● Written request
Print every entry exactly as written.

-- Start The records --

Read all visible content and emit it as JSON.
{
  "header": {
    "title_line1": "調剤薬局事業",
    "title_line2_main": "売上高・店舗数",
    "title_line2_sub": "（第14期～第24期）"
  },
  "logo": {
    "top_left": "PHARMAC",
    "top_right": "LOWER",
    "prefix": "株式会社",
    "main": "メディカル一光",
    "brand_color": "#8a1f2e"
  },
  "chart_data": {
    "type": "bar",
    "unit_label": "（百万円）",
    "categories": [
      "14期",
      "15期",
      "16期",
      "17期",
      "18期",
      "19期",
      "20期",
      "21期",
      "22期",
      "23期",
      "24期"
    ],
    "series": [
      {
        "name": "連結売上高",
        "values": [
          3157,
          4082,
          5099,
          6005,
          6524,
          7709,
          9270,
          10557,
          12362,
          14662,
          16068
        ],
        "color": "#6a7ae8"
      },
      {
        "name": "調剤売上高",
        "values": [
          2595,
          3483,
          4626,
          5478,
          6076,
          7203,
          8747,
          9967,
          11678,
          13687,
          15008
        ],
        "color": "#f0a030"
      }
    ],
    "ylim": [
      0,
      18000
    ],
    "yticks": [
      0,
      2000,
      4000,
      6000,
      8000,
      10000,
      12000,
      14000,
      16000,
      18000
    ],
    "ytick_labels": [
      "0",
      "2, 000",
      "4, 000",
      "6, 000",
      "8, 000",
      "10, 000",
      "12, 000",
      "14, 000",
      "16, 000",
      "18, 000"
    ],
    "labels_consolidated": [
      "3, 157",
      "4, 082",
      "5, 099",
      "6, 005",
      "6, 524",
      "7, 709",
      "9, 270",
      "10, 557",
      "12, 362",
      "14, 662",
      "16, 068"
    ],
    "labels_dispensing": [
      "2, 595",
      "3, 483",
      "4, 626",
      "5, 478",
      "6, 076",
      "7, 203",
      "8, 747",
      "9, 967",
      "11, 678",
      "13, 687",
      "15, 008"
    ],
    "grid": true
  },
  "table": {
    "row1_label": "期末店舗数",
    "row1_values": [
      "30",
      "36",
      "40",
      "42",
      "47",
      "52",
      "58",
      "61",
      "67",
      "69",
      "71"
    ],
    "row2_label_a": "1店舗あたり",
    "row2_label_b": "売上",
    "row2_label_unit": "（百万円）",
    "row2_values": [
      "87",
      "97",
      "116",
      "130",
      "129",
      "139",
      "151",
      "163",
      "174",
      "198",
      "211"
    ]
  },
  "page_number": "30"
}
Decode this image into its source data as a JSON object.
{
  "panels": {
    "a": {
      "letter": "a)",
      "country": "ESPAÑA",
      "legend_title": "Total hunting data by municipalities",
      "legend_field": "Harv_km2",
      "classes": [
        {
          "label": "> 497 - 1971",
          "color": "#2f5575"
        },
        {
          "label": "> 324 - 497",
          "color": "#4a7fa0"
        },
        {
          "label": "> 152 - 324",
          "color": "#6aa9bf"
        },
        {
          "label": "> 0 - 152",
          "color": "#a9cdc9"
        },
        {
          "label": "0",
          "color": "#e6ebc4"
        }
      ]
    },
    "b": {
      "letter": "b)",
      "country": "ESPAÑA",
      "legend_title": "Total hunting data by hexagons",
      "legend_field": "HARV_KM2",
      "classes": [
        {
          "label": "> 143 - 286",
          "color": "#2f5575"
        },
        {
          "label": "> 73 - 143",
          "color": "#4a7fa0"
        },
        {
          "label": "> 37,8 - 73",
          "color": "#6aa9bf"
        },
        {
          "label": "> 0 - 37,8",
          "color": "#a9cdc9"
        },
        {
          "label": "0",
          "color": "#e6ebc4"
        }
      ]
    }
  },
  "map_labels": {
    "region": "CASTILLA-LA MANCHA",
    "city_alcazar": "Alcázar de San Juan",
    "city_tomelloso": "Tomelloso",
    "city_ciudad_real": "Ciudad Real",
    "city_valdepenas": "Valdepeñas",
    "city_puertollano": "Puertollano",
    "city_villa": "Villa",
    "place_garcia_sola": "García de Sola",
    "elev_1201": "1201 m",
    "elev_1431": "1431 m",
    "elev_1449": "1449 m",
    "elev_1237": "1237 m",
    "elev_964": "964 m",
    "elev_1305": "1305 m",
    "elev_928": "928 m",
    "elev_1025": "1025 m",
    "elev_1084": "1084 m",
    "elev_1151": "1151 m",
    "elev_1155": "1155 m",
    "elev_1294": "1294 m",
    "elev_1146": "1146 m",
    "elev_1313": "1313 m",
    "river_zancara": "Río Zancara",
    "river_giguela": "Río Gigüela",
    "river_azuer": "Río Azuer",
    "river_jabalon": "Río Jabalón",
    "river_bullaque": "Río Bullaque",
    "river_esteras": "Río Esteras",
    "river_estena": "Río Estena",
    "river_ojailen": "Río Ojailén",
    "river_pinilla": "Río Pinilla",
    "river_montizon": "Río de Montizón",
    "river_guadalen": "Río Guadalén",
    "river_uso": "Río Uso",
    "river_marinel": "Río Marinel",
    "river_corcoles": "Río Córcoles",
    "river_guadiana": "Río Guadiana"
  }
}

-- End The records --

● Result below
Read all visible content and emit it as JSON.
{
  "header": {
    "title_line1": "調剤薬局事業",
    "title_line2_main": "売上高・店舗数",
    "title_line2_sub": "（第14期～第24期）"
  },
  "logo": {
    "top_left": "PHARMAC",
    "top_right": "LOWER",
    "prefix": "株式会社",
    "main": "メディカル一光",
    "brand_color": "#8a1f2e"
  },
  "chart_data": {
    "type": "bar",
    "unit_label": "（百万円）",
    "categories": [
      "14期",
      "15期",
      "16期",
      "17期",
      "18期",
      "19期",
      "20期",
      "21期",
      "22期",
      "23期",
      "24期"
    ],
    "series": [
      {
        "name": "連結売上高",
        "values": [
          3157,
          4082,
          5099,
          6005,
          6524,
          7709,
          9270,
          10557,
          12362,
          14662,
          16068
        ],
        "color": "#6a7ae8"
      },
      {
        "name": "調剤売上高",
        "values": [
          2595,
          3483,
          4626,
          5478,
          6076,
          7203,
          8747,
          9967,
          11678,
          13687,
          15008
        ],
        "color": "#f0a030"
      }
    ],
    "ylim": [
      0,
      18000
    ],
    "yticks": [
      0,
      2000,
      4000,
      6000,
      8000,
      10000,
      12000,
      14000,
      16000,
      18000
    ],
    "ytick_labels": [
      "0",
      "2, 000",
      "4, 000",
      "6, 000",
      "8, 000",
      "10, 000",
      "12, 000",
      "14, 000",
      "16, 000",
      "18, 000"
    ],
    "labels_consolidated": [
      "3, 157",
      "4, 082",
      "5, 099",
      "6, 005",
      "6, 524",
      "7, 709",
      "9, 270",
      "10, 557",
      "12, 362",
      "14, 662",
      "16, 068"
    ],
    "labels_dispensing": [
      "2, 595",
      "3, 483",
      "4, 626",
      "5, 478",
      "6, 076",
      "7, 203",
      "8, 747",
      "9, 967",
      "11, 678",
      "13, 687",
      "15, 008"
    ],
    "grid": true
  },
  "table": {
    "row1_label": "期末店舗数",
    "row1_values": [
      "30",
      "36",
      "40",
      "42",
      "47",
      "52",
      "58",
      "61",
      "67",
      "69",
      "71"
    ],
    "row2_label_a": "1店舗あたり",
    "row2_label_b": "売上",
    "row2_label_unit": "（百万円）",
    "row2_values": [
      "87",
      "97",
      "116",
      "130",
      "129",
      "139",
      "151",
      "163",
      "174",
      "198",
      "211"
    ]
  },
  "page_number": "30"
}
Decode this image into its source data as a JSON object.
{
  "panels": {
    "a": {
      "letter": "a)",
      "country": "ESPAÑA",
      "legend_title": "Total hunting data by municipalities",
      "legend_field": "Harv_km2",
      "classes": [
        {
          "label": "> 497 - 1971",
          "color": "#2f5575"
        },
        {
          "label": "> 324 - 497",
          "color": "#4a7fa0"
        },
        {
          "label": "> 152 - 324",
          "color": "#6aa9bf"
        },
        {
          "label": "> 0 - 152",
          "color": "#a9cdc9"
        },
        {
          "label": "0",
          "color": "#e6ebc4"
        }
      ]
    },
    "b": {
      "letter": "b)",
      "country": "ESPAÑA",
      "legend_title": "Total hunting data by hexagons",
      "legend_field": "HARV_KM2",
      "classes": [
        {
          "label": "> 143 - 286",
          "color": "#2f5575"
        },
        {
          "label": "> 73 - 143",
          "color": "#4a7fa0"
        },
        {
          "label": "> 37,8 - 73",
          "color": "#6aa9bf"
        },
        {
          "label": "> 0 - 37,8",
          "color": "#a9cdc9"
        },
        {
          "label": "0",
          "color": "#e6ebc4"
        }
      ]
    }
  },
  "map_labels": {
    "region": "CASTILLA-LA MANCHA",
    "city_alcazar": "Alcázar de San Juan",
    "city_tomelloso": "Tomelloso",
    "city_ciudad_real": "Ciudad Real",
    "city_valdepenas": "Valdepeñas",
    "city_puertollano": "Puertollano",
    "city_villa": "Villa",
    "place_garcia_sola": "García de Sola",
    "elev_1201": "1201 m",
    "elev_1431": "1431 m",
    "elev_1449": "1449 m",
    "elev_1237": "1237 m",
    "elev_964": "964 m",
    "elev_1305": "1305 m",
    "elev_928": "928 m",
    "elev_1025": "1025 m",
    "elev_1084": "1084 m",
    "elev_1151": "1151 m",
    "elev_1155": "1155 m",
    "elev_1294": "1294 m",
    "elev_1146": "1146 m",
    "elev_1313": "1313 m",
    "river_zancara": "Río Zancara",
    "river_giguela": "Río Gigüela",
    "river_azuer": "Río Azuer",
    "river_jabalon": "Río Jabalón",
    "river_bullaque": "Río Bullaque",
    "river_esteras": "Río Esteras",
    "river_estena": "Río Estena",
    "river_ojailen": "Río Ojailén",
    "river_pinilla": "Río Pinilla",
    "river_montizon": "Río de Montizón",
    "river_guadalen": "Río Guadalén",
    "river_uso": "Río Uso",
    "river_marinel": "Río Marinel",
    "river_corcoles": "Río Córcoles",
    "river_guadiana": "Río Guadiana"
  }
}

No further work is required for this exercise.